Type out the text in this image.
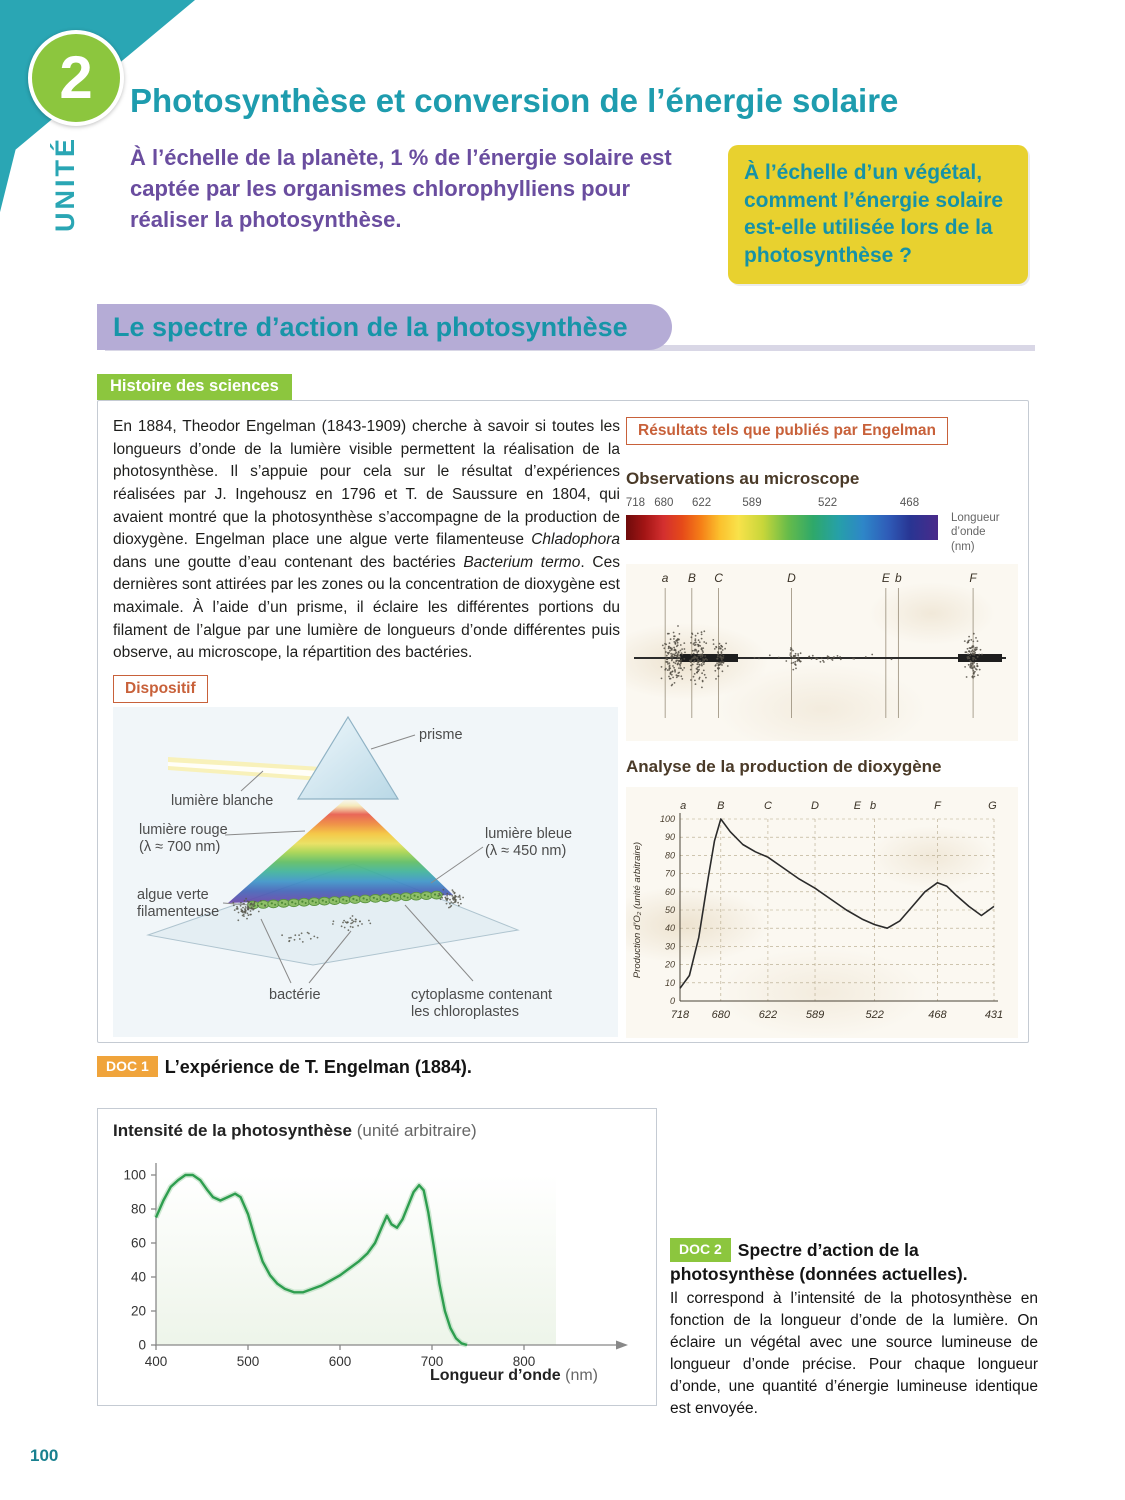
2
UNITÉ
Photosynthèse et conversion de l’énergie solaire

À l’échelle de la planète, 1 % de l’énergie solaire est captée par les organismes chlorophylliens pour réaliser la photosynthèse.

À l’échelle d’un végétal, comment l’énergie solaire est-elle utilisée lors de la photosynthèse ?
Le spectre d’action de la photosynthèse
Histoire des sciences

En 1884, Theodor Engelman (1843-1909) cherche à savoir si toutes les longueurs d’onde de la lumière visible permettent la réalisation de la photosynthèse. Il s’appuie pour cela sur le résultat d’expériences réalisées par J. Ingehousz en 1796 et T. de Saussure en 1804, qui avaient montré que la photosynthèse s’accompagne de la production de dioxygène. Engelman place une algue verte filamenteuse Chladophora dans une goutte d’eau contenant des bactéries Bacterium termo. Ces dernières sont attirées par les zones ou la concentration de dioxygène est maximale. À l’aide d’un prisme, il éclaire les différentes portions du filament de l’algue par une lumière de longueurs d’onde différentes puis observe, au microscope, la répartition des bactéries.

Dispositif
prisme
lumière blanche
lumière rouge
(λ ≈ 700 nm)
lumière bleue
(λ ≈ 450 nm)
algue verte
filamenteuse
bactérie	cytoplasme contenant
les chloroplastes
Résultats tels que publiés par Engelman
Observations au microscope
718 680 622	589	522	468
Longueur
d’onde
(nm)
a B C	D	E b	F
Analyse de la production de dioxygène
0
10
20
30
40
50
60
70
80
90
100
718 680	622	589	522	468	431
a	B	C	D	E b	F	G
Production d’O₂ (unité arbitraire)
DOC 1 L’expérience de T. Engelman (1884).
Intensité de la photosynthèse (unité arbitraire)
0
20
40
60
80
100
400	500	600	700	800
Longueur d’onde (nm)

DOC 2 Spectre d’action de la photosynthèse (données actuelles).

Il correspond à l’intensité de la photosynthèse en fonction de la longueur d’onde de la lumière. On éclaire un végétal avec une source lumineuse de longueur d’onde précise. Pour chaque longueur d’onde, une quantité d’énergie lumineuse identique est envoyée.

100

──────

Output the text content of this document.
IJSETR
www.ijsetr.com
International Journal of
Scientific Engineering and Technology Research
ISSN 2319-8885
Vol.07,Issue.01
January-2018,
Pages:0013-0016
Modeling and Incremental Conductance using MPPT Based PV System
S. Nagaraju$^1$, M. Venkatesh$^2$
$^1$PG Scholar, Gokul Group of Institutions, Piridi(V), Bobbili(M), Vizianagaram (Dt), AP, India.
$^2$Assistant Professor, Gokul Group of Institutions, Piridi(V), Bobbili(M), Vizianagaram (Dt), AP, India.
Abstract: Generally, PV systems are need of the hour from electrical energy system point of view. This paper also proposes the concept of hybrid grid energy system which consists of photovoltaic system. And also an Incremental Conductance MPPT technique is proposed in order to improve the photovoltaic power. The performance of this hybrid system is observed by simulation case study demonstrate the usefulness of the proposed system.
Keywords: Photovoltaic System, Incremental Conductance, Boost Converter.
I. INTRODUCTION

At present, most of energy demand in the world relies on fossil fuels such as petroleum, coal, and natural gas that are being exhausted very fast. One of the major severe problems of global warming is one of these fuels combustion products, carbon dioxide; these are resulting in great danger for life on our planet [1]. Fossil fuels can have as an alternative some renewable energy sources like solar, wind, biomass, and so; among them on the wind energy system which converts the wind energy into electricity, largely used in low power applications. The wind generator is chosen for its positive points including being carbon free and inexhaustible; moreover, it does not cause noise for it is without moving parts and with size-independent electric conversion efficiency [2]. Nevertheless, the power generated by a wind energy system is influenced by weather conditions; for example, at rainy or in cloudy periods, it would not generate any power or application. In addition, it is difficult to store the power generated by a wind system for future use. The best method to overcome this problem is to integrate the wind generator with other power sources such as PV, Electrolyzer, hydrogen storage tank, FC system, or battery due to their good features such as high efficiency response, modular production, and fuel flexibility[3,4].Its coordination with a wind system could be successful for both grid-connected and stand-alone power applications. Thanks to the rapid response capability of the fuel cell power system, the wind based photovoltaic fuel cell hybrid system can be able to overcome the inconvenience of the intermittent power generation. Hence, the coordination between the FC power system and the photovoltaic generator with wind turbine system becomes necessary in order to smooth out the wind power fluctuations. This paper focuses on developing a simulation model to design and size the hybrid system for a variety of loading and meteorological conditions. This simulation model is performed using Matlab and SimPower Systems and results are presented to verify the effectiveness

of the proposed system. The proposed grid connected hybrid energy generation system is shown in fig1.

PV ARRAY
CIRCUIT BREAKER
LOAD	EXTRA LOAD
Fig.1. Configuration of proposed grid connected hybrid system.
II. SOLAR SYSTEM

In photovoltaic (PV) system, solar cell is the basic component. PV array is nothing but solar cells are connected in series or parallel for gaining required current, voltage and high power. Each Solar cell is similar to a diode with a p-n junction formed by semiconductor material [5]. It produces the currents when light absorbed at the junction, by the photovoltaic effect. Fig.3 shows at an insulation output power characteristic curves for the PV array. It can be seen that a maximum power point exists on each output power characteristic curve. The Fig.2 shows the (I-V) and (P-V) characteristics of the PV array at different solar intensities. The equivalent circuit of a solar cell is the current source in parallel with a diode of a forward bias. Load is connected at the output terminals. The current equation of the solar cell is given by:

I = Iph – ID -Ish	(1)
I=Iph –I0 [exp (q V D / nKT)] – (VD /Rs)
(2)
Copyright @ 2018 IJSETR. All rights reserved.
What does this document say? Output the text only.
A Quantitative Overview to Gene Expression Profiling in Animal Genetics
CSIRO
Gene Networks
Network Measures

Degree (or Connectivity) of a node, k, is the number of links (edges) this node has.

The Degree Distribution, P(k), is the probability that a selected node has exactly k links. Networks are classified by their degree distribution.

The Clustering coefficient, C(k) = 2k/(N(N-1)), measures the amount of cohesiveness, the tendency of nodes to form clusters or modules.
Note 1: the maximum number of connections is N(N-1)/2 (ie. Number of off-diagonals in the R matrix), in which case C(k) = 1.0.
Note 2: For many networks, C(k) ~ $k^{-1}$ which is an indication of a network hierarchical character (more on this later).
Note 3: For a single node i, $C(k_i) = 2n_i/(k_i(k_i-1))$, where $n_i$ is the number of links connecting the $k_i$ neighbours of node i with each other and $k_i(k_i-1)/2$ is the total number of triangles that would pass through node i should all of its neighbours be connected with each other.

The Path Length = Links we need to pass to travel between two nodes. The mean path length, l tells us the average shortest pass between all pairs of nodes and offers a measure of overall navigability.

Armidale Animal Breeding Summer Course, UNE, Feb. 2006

──────

§ **Directions for this task**
Where a line in the listing above includes the string "nodes", copy that line.

§ **Response**
The Clustering coefficient, C(k) = 2k/(N(N-1)), measures the amount of cohesiveness, the tendency of nodes to form clusters or modules.
The Path Length = Links we need to pass to travel between two nodes. The mean path length, l tells us the average shortest pass between all pairs of nodes and offers a measure of overall navigability.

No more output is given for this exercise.